**GOAL OF THE EXERCISE**
Skip the pictures and quote all of the lines exactly.

─── MATERIAL PROVIDED ───

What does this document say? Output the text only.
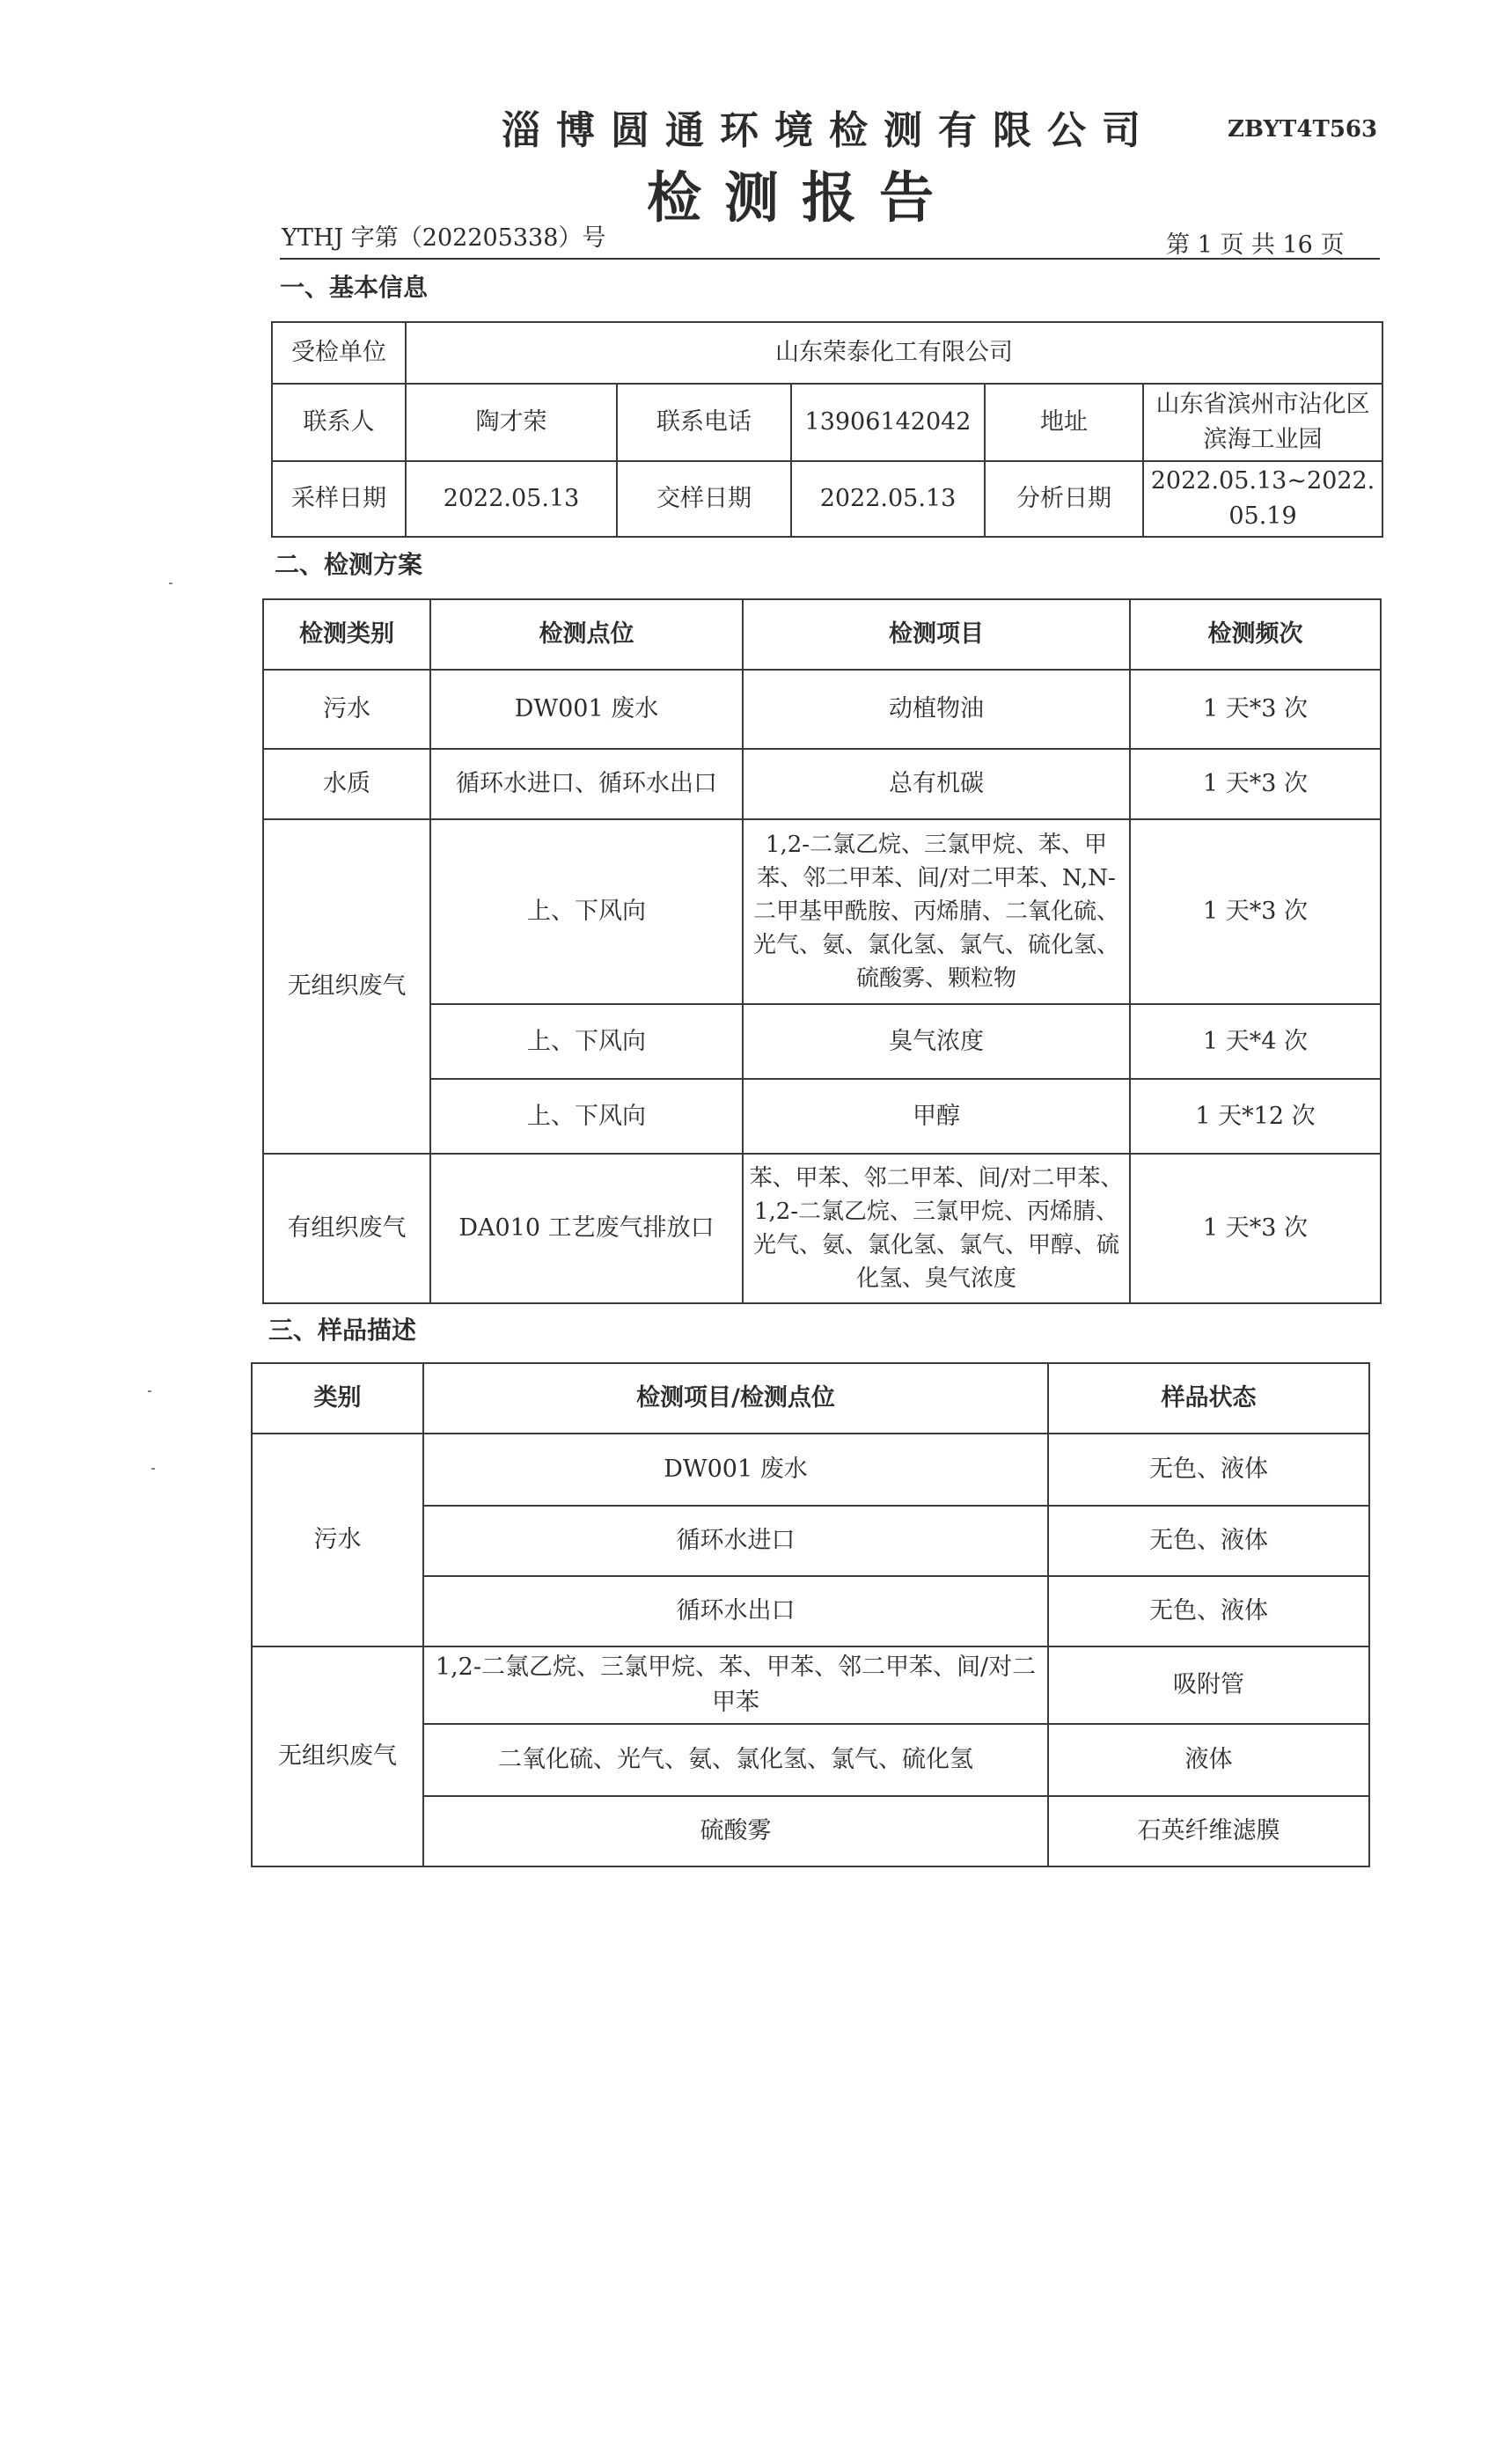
淄博圆通环境检测有限公司	ZBYT4T563
检测报告
YTHJ 字第（202205338）号	第 1 页 共 16 页
一、基本信息
受检单位	山东荣泰化工有限公司				
联系人	陶才荣	联系电话	13906142042	地址	山东省滨州市沾化区滨海工业园
采样日期	2022.05.13	交样日期	2022.05.13	分析日期	2022.05.13~2022.05.19
二、检测方案
检测类别	检测点位	检测项目	检测频次
污水	DW001 废水	动植物油	1 天*3 次
水质	循环水进口、循环水出口	总有机碳	1 天*3 次
无组织废气	上、下风向	1,2-二氯乙烷、三氯甲烷、苯、甲苯、邻二甲苯、间/对二甲苯、N,N-二甲基甲酰胺、丙烯腈、二氧化硫、光气、氨、氯化氢、氯气、硫化氢、硫酸雾、颗粒物	1 天*3 次
	上、下风向	臭气浓度	1 天*4 次
	上、下风向	甲醇	1 天*12 次
有组织废气	DA010 工艺废气排放口	苯、甲苯、邻二甲苯、间/对二甲苯、1,2-二氯乙烷、三氯甲烷、丙烯腈、光气、氨、氯化氢、氯气、甲醇、硫化氢、臭气浓度	1 天*3 次
三、样品描述
类别	检测项目/检测点位	样品状态
污水	DW001 废水	无色、液体
	循环水进口	无色、液体
	循环水出口	无色、液体
无组织废气	1,2-二氯乙烷、三氯甲烷、苯、甲苯、邻二甲苯、间/对二甲苯	吸附管
	二氧化硫、光气、氨、氯化氢、氯气、硫化氢	液体
	硫酸雾	石英纤维滤膜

───

**PROBLEM SOLUTION**
What does this document say? Output the text only.
淄博圆通环境检测有限公司	ZBYT4T563
检测报告
YTHJ 字第（202205338）号	第 1 页 共 16 页
一、基本信息
受检单位	山东荣泰化工有限公司				
联系人	陶才荣	联系电话	13906142042	地址	山东省滨州市沾化区滨海工业园
采样日期	2022.05.13	交样日期	2022.05.13	分析日期	2022.05.13~2022.05.19
二、检测方案
检测类别	检测点位	检测项目	检测频次
污水	DW001 废水	动植物油	1 天*3 次
水质	循环水进口、循环水出口	总有机碳	1 天*3 次
无组织废气	上、下风向	1,2-二氯乙烷、三氯甲烷、苯、甲苯、邻二甲苯、间/对二甲苯、N,N-二甲基甲酰胺、丙烯腈、二氧化硫、光气、氨、氯化氢、氯气、硫化氢、硫酸雾、颗粒物	1 天*3 次
	上、下风向	臭气浓度	1 天*4 次
	上、下风向	甲醇	1 天*12 次
有组织废气	DA010 工艺废气排放口	苯、甲苯、邻二甲苯、间/对二甲苯、1,2-二氯乙烷、三氯甲烷、丙烯腈、光气、氨、氯化氢、氯气、甲醇、硫化氢、臭气浓度	1 天*3 次
三、样品描述
类别	检测项目/检测点位	样品状态
污水	DW001 废水	无色、液体
	循环水进口	无色、液体
	循环水出口	无色、液体
无组织废气	1,2-二氯乙烷、三氯甲烷、苯、甲苯、邻二甲苯、间/对二甲苯	吸附管
	二氧化硫、光气、氨、氯化氢、氯气、硫化氢	液体
	硫酸雾	石英纤维滤膜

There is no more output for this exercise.